# Start of Stored data
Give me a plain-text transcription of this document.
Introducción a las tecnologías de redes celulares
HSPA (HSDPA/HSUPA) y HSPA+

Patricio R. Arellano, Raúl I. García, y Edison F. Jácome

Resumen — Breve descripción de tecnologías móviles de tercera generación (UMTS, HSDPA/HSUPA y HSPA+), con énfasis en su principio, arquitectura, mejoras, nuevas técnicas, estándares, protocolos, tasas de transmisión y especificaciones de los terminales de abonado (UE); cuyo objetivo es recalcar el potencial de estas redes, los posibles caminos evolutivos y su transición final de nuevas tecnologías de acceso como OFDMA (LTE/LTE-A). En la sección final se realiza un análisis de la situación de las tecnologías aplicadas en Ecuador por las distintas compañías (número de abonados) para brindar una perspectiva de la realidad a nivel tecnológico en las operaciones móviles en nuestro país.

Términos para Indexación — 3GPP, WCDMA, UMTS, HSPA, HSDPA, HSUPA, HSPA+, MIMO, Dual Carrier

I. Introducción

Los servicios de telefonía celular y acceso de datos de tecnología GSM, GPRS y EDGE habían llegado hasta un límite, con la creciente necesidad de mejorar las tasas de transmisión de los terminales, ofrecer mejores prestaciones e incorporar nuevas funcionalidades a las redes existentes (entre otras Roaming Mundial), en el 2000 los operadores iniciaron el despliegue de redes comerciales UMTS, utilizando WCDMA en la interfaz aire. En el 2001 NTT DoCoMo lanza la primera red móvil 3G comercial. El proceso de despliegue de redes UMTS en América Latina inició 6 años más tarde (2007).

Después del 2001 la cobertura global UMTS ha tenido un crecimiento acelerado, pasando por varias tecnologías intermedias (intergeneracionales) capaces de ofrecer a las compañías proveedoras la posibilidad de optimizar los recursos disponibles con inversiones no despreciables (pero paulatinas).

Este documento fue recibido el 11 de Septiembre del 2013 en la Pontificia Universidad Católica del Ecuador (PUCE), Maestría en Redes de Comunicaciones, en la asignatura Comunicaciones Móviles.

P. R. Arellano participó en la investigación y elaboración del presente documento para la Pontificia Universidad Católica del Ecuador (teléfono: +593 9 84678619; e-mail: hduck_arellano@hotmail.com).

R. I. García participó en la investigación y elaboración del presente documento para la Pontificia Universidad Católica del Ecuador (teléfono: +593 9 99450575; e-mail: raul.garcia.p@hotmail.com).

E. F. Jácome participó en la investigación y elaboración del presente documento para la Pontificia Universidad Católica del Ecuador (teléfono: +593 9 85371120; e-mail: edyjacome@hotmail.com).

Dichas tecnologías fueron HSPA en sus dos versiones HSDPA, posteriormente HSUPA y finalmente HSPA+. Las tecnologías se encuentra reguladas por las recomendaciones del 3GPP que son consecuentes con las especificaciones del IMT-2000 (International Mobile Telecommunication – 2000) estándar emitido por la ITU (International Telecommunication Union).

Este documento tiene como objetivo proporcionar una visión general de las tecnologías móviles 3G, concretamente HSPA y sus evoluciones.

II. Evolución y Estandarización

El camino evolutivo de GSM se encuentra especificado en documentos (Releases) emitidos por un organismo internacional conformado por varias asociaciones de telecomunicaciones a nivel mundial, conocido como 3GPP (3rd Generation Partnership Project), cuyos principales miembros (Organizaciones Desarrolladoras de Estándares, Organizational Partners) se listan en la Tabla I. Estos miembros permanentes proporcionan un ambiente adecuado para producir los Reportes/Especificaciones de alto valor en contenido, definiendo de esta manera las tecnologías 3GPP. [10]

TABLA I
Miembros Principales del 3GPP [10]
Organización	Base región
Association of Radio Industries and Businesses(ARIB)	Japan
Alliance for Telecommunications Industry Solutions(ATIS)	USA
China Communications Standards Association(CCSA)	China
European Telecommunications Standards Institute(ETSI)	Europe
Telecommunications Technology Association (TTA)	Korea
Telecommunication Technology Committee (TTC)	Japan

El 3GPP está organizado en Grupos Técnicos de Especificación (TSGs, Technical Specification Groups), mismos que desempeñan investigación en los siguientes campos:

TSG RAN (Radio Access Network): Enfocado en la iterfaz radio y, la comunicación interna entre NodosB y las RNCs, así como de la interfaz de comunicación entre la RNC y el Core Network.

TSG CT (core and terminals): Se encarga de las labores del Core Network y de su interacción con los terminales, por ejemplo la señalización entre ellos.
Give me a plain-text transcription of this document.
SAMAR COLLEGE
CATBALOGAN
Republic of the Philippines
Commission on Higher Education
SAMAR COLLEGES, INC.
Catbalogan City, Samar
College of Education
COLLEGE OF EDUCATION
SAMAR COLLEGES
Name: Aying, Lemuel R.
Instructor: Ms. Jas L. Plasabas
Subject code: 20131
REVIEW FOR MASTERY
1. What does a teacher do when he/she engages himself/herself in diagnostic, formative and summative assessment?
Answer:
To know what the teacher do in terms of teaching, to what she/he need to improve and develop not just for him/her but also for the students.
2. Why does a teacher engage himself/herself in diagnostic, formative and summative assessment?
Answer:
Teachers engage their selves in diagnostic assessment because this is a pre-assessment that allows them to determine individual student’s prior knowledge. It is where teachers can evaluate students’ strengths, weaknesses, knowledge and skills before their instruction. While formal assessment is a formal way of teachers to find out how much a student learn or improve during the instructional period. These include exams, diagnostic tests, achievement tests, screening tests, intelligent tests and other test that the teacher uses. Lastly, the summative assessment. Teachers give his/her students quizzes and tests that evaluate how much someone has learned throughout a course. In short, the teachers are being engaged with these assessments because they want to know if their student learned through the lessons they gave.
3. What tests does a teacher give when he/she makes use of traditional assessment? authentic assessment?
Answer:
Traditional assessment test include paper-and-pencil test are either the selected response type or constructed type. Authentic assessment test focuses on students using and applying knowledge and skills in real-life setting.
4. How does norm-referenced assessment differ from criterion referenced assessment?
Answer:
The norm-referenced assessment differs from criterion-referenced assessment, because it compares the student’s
# End of Stored data
Without leaving anything out, give the entries again exactly.

Give me a plain-text transcription of this document.
Introducción a las tecnologías de redes celulares
HSPA (HSDPA/HSUPA) y HSPA+

Patricio R. Arellano, Raúl I. García, y Edison F. Jácome

Resumen — Breve descripción de tecnologías móviles de tercera generación (UMTS, HSDPA/HSUPA y HSPA+), con énfasis en su principio, arquitectura, mejoras, nuevas técnicas, estándares, protocolos, tasas de transmisión y especificaciones de los terminales de abonado (UE); cuyo objetivo es recalcar el potencial de estas redes, los posibles caminos evolutivos y su transición final de nuevas tecnologías de acceso como OFDMA (LTE/LTE-A). En la sección final se realiza un análisis de la situación de las tecnologías aplicadas en Ecuador por las distintas compañías (número de abonados) para brindar una perspectiva de la realidad a nivel tecnológico en las operaciones móviles en nuestro país.

Términos para Indexación — 3GPP, WCDMA, UMTS, HSPA, HSDPA, HSUPA, HSPA+, MIMO, Dual Carrier

I. Introducción

Los servicios de telefonía celular y acceso de datos de tecnología GSM, GPRS y EDGE habían llegado hasta un límite, con la creciente necesidad de mejorar las tasas de transmisión de los terminales, ofrecer mejores prestaciones e incorporar nuevas funcionalidades a las redes existentes (entre otras Roaming Mundial), en el 2000 los operadores iniciaron el despliegue de redes comerciales UMTS, utilizando WCDMA en la interfaz aire. En el 2001 NTT DoCoMo lanza la primera red móvil 3G comercial. El proceso de despliegue de redes UMTS en América Latina inició 6 años más tarde (2007).

Después del 2001 la cobertura global UMTS ha tenido un crecimiento acelerado, pasando por varias tecnologías intermedias (intergeneracionales) capaces de ofrecer a las compañías proveedoras la posibilidad de optimizar los recursos disponibles con inversiones no despreciables (pero paulatinas).

Este documento fue recibido el 11 de Septiembre del 2013 en la Pontificia Universidad Católica del Ecuador (PUCE), Maestría en Redes de Comunicaciones, en la asignatura Comunicaciones Móviles.

P. R. Arellano participó en la investigación y elaboración del presente documento para la Pontificia Universidad Católica del Ecuador (teléfono: +593 9 84678619; e-mail: hduck_arellano@hotmail.com).

R. I. García participó en la investigación y elaboración del presente documento para la Pontificia Universidad Católica del Ecuador (teléfono: +593 9 99450575; e-mail: raul.garcia.p@hotmail.com).

E. F. Jácome participó en la investigación y elaboración del presente documento para la Pontificia Universidad Católica del Ecuador (teléfono: +593 9 85371120; e-mail: edyjacome@hotmail.com).

Dichas tecnologías fueron HSPA en sus dos versiones HSDPA, posteriormente HSUPA y finalmente HSPA+. Las tecnologías se encuentra reguladas por las recomendaciones del 3GPP que son consecuentes con las especificaciones del IMT-2000 (International Mobile Telecommunication – 2000) estándar emitido por la ITU (International Telecommunication Union).

Este documento tiene como objetivo proporcionar una visión general de las tecnologías móviles 3G, concretamente HSPA y sus evoluciones.

II. Evolución y Estandarización

El camino evolutivo de GSM se encuentra especificado en documentos (Releases) emitidos por un organismo internacional conformado por varias asociaciones de telecomunicaciones a nivel mundial, conocido como 3GPP (3rd Generation Partnership Project), cuyos principales miembros (Organizaciones Desarrolladoras de Estándares, Organizational Partners) se listan en la Tabla I. Estos miembros permanentes proporcionan un ambiente adecuado para producir los Reportes/Especificaciones de alto valor en contenido, definiendo de esta manera las tecnologías 3GPP. [10]

TABLA I
Miembros Principales del 3GPP [10]
Organización	Base región
Association of Radio Industries and Businesses(ARIB)	Japan
Alliance for Telecommunications Industry Solutions(ATIS)	USA
China Communications Standards Association(CCSA)	China
European Telecommunications Standards Institute(ETSI)	Europe
Telecommunications Technology Association (TTA)	Korea
Telecommunication Technology Committee (TTC)	Japan

El 3GPP está organizado en Grupos Técnicos de Especificación (TSGs, Technical Specification Groups), mismos que desempeñan investigación en los siguientes campos:

TSG RAN (Radio Access Network): Enfocado en la iterfaz radio y, la comunicación interna entre NodosB y las RNCs, así como de la interfaz de comunicación entre la RNC y el Core Network.

TSG CT (core and terminals): Se encarga de las labores del Core Network y de su interacción con los terminales, por ejemplo la señalización entre ellos.
Give me a plain-text transcription of this document.
SAMAR COLLEGE
CATBALOGAN
Republic of the Philippines
Commission on Higher Education
SAMAR COLLEGES, INC.
Catbalogan City, Samar
College of Education
COLLEGE OF EDUCATION
SAMAR COLLEGES
Name: Aying, Lemuel R.
Instructor: Ms. Jas L. Plasabas
Subject code: 20131
REVIEW FOR MASTERY
1. What does a teacher do when he/she engages himself/herself in diagnostic, formative and summative assessment?
Answer:
To know what the teacher do in terms of teaching, to what she/he need to improve and develop not just for him/her but also for the students.
2. Why does a teacher engage himself/herself in diagnostic, formative and summative assessment?
Answer:
Teachers engage their selves in diagnostic assessment because this is a pre-assessment that allows them to determine individual student’s prior knowledge. It is where teachers can evaluate students’ strengths, weaknesses, knowledge and skills before their instruction. While formal assessment is a formal way of teachers to find out how much a student learn or improve during the instructional period. These include exams, diagnostic tests, achievement tests, screening tests, intelligent tests and other test that the teacher uses. Lastly, the summative assessment. Teachers give his/her students quizzes and tests that evaluate how much someone has learned throughout a course. In short, the teachers are being engaged with these assessments because they want to know if their student learned through the lessons they gave.
3. What tests does a teacher give when he/she makes use of traditional assessment? authentic assessment?
Answer:
Traditional assessment test include paper-and-pencil test are either the selected response type or constructed type. Authentic assessment test focuses on students using and applying knowledge and skills in real-life setting.
4. How does norm-referenced assessment differ from criterion referenced assessment?
Answer:
The norm-referenced assessment differs from criterion-referenced assessment, because it compares the student’s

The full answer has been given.